>> Start
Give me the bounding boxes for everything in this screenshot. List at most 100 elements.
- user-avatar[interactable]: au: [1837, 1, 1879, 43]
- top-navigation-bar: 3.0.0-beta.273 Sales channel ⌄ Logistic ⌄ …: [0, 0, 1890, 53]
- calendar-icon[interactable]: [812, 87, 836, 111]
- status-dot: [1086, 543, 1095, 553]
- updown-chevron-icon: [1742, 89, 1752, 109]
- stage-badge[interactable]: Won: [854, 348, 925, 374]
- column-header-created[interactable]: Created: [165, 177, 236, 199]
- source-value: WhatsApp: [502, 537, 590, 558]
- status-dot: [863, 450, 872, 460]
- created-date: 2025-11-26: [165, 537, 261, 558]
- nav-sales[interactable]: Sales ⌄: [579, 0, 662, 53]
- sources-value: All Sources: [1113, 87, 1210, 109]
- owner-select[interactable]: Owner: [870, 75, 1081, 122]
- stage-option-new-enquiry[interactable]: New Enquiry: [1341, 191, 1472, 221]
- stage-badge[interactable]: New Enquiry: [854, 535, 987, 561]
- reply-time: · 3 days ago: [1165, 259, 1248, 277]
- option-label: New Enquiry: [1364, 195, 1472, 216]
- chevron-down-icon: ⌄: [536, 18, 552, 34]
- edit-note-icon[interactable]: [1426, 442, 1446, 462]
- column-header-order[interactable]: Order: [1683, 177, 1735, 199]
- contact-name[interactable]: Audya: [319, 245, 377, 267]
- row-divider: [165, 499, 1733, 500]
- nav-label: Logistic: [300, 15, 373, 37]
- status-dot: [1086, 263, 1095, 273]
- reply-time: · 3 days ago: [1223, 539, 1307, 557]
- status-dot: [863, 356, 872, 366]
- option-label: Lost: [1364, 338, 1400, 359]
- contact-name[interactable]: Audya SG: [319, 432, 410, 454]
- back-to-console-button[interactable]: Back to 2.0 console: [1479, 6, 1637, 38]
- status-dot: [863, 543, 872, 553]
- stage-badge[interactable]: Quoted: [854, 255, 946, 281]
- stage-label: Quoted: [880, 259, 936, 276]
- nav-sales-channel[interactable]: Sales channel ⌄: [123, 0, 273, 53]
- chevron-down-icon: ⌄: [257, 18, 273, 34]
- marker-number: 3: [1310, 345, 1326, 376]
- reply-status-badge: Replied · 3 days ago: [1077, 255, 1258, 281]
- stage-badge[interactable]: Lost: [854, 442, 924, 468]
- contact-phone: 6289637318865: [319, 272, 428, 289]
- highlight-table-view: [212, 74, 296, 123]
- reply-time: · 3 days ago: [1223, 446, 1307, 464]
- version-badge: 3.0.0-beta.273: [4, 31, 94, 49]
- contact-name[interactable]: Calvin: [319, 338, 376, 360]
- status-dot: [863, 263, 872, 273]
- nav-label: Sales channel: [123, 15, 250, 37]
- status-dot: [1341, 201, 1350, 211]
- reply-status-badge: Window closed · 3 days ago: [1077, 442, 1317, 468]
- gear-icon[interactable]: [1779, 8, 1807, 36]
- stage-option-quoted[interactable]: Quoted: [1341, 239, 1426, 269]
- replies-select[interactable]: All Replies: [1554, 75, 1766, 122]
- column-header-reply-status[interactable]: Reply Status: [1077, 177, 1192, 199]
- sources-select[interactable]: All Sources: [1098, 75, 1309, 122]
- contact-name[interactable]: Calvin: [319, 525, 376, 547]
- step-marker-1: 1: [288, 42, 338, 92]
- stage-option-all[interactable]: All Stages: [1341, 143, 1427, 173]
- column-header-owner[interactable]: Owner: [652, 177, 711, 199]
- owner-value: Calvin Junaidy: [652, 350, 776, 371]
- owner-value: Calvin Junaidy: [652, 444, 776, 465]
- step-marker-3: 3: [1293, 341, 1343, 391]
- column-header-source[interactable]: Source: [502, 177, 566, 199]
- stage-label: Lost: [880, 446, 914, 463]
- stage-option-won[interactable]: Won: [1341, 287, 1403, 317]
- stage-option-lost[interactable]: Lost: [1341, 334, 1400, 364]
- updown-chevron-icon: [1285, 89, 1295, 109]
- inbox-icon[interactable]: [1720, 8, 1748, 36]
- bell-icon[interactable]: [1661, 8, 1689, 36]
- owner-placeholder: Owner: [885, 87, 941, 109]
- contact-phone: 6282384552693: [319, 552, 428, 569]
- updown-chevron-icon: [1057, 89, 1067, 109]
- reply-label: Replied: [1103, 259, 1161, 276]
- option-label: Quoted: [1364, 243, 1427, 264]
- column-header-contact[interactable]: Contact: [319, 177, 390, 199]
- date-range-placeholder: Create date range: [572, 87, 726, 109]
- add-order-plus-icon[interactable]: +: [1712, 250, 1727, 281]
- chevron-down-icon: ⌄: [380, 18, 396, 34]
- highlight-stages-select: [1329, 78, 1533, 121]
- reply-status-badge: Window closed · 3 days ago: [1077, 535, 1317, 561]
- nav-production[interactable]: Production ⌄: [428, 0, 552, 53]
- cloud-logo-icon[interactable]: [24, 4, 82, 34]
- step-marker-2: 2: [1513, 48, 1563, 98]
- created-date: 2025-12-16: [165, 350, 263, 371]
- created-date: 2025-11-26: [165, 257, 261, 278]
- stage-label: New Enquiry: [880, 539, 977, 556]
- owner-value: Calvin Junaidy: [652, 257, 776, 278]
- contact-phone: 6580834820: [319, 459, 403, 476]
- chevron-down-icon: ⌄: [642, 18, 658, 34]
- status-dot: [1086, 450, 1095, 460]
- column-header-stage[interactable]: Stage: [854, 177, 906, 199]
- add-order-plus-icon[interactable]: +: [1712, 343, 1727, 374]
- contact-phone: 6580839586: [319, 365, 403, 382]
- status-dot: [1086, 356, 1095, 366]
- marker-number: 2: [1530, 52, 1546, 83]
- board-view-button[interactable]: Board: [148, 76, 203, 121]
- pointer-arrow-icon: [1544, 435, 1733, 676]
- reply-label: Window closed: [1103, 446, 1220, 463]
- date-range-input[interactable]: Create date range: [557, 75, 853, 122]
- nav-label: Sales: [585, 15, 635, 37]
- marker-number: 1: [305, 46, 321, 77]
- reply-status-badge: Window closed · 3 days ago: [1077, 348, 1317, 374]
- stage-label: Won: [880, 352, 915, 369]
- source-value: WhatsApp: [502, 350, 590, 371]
>> End
Put every line of all the rows above into a numbered list, leaving out any blank lines.

Answer to the problem ▸
1. Give me the bounding boxes for everything in this screenshot. List at most 100 elements.
2. - user-avatar[interactable]: au: [1837, 1, 1879, 43]
3. - top-navigation-bar: 3.0.0-beta.273 Sales channel ⌄ Logistic ⌄ …: [0, 0, 1890, 53]
4. - calendar-icon[interactable]: [812, 87, 836, 111]
5. - status-dot: [1086, 543, 1095, 553]
6. - updown-chevron-icon: [1742, 89, 1752, 109]
7. - stage-badge[interactable]: Won: [854, 348, 925, 374]
8. - column-header-created[interactable]: Created: [165, 177, 236, 199]
9. - source-value: WhatsApp: [502, 537, 590, 558]
10. - status-dot: [863, 450, 872, 460]
11. - created-date: 2025-11-26: [165, 537, 261, 558]
12. - nav-sales[interactable]: Sales ⌄: [579, 0, 662, 53]
13. - sources-value: All Sources: [1113, 87, 1210, 109]
14. - owner-select[interactable]: Owner: [870, 75, 1081, 122]
15. - stage-option-new-enquiry[interactable]: New Enquiry: [1341, 191, 1472, 221]
16. - stage-badge[interactable]: New Enquiry: [854, 535, 987, 561]
17. - reply-time: · 3 days ago: [1165, 259, 1248, 277]
18. - option-label: New Enquiry: [1364, 195, 1472, 216]
19. - chevron-down-icon: ⌄: [536, 18, 552, 34]
20. - edit-note-icon[interactable]: [1426, 442, 1446, 462]
21. - column-header-order[interactable]: Order: [1683, 177, 1735, 199]
22. - contact-name[interactable]: Audya: [319, 245, 377, 267]
23. - row-divider: [165, 499, 1733, 500]
24. - nav-label: Logistic: [300, 15, 373, 37]
25. - status-dot: [1086, 263, 1095, 273]
26. - reply-time: · 3 days ago: [1223, 539, 1307, 557]
27. - status-dot: [863, 356, 872, 366]
28. - option-label: Lost: [1364, 338, 1400, 359]
29. - contact-name[interactable]: Audya SG: [319, 432, 410, 454]
30. - back-to-console-button[interactable]: Back to 2.0 console: [1479, 6, 1637, 38]
31. - status-dot: [863, 543, 872, 553]
32. - stage-badge[interactable]: Quoted: [854, 255, 946, 281]
33. - stage-label: Quoted: [880, 259, 936, 276]
34. - nav-sales-channel[interactable]: Sales channel ⌄: [123, 0, 273, 53]
35. - chevron-down-icon: ⌄: [257, 18, 273, 34]
36. - marker-number: 3: [1310, 345, 1326, 376]
37. - reply-status-badge: Replied · 3 days ago: [1077, 255, 1258, 281]
38. - stage-badge[interactable]: Lost: [854, 442, 924, 468]
39. - contact-phone: 6289637318865: [319, 272, 428, 289]
40. - highlight-table-view: [212, 74, 296, 123]
41. - reply-time: · 3 days ago: [1223, 446, 1307, 464]
42. - version-badge: 3.0.0-beta.273: [4, 31, 94, 49]
43. - contact-name[interactable]: Calvin: [319, 338, 376, 360]
44. - status-dot: [863, 263, 872, 273]
45. - nav-label: Sales channel: [123, 15, 250, 37]
46. - status-dot: [1341, 201, 1350, 211]
47. - reply-status-badge: Window closed · 3 days ago: [1077, 442, 1317, 468]
48. - gear-icon[interactable]: [1779, 8, 1807, 36]
49. - stage-option-quoted[interactable]: Quoted: [1341, 239, 1426, 269]
50. - replies-select[interactable]: All Replies: [1554, 75, 1766, 122]
51. - column-header-reply-status[interactable]: Reply Status: [1077, 177, 1192, 199]
52. - sources-select[interactable]: All Sources: [1098, 75, 1309, 122]
53. - contact-name[interactable]: Calvin: [319, 525, 376, 547]
54. - step-marker-1: 1: [288, 42, 338, 92]
55. - stage-option-all[interactable]: All Stages: [1341, 143, 1427, 173]
56. - column-header-owner[interactable]: Owner: [652, 177, 711, 199]
57. - owner-value: Calvin Junaidy: [652, 350, 776, 371]
58. - owner-value: Calvin Junaidy: [652, 444, 776, 465]
59. - step-marker-3: 3: [1293, 341, 1343, 391]
60. - column-header-source[interactable]: Source: [502, 177, 566, 199]
61. - stage-label: Lost: [880, 446, 914, 463]
62. - stage-option-won[interactable]: Won: [1341, 287, 1403, 317]
63. - stage-option-lost[interactable]: Lost: [1341, 334, 1400, 364]
64. - updown-chevron-icon: [1285, 89, 1295, 109]
65. - inbox-icon[interactable]: [1720, 8, 1748, 36]
66. - bell-icon[interactable]: [1661, 8, 1689, 36]
67. - owner-placeholder: Owner: [885, 87, 941, 109]
68. - contact-phone: 6282384552693: [319, 552, 428, 569]
69. - updown-chevron-icon: [1057, 89, 1067, 109]
70. - reply-label: Replied: [1103, 259, 1161, 276]
71. - option-label: Quoted: [1364, 243, 1427, 264]
72. - column-header-contact[interactable]: Contact: [319, 177, 390, 199]
73. - date-range-placeholder: Create date range: [572, 87, 726, 109]
74. - add-order-plus-icon[interactable]: +: [1712, 250, 1727, 281]
75. - chevron-down-icon: ⌄: [380, 18, 396, 34]
76. - highlight-stages-select: [1329, 78, 1533, 121]
77. - reply-status-badge: Window closed · 3 days ago: [1077, 535, 1317, 561]
78. - nav-production[interactable]: Production ⌄: [428, 0, 552, 53]
79. - cloud-logo-icon[interactable]: [24, 4, 82, 34]
80. - step-marker-2: 2: [1513, 48, 1563, 98]
81. - created-date: 2025-12-16: [165, 350, 263, 371]
82. - created-date: 2025-11-26: [165, 257, 261, 278]
83. - stage-label: New Enquiry: [880, 539, 977, 556]
84. - owner-value: Calvin Junaidy: [652, 257, 776, 278]
85. - contact-phone: 6580834820: [319, 459, 403, 476]
86. - chevron-down-icon: ⌄: [642, 18, 658, 34]
87. - status-dot: [1086, 450, 1095, 460]
88. - column-header-stage[interactable]: Stage: [854, 177, 906, 199]
89. - add-order-plus-icon[interactable]: +: [1712, 343, 1727, 374]
90. - contact-phone: 6580839586: [319, 365, 403, 382]
91. - status-dot: [1086, 356, 1095, 366]
92. - marker-number: 2: [1530, 52, 1546, 83]
93. - board-view-button[interactable]: Board: [148, 76, 203, 121]
94. - pointer-arrow-icon: [1544, 435, 1733, 676]
95. - reply-label: Window closed: [1103, 446, 1220, 463]
96. - date-range-input[interactable]: Create date range: [557, 75, 853, 122]
97. - nav-label: Sales: [585, 15, 635, 37]
98. - marker-number: 1: [305, 46, 321, 77]
99. - reply-status-badge: Window closed · 3 days ago: [1077, 348, 1317, 374]
100. - stage-label: Won: [880, 352, 915, 369]
101. - source-value: WhatsApp: [502, 350, 590, 371]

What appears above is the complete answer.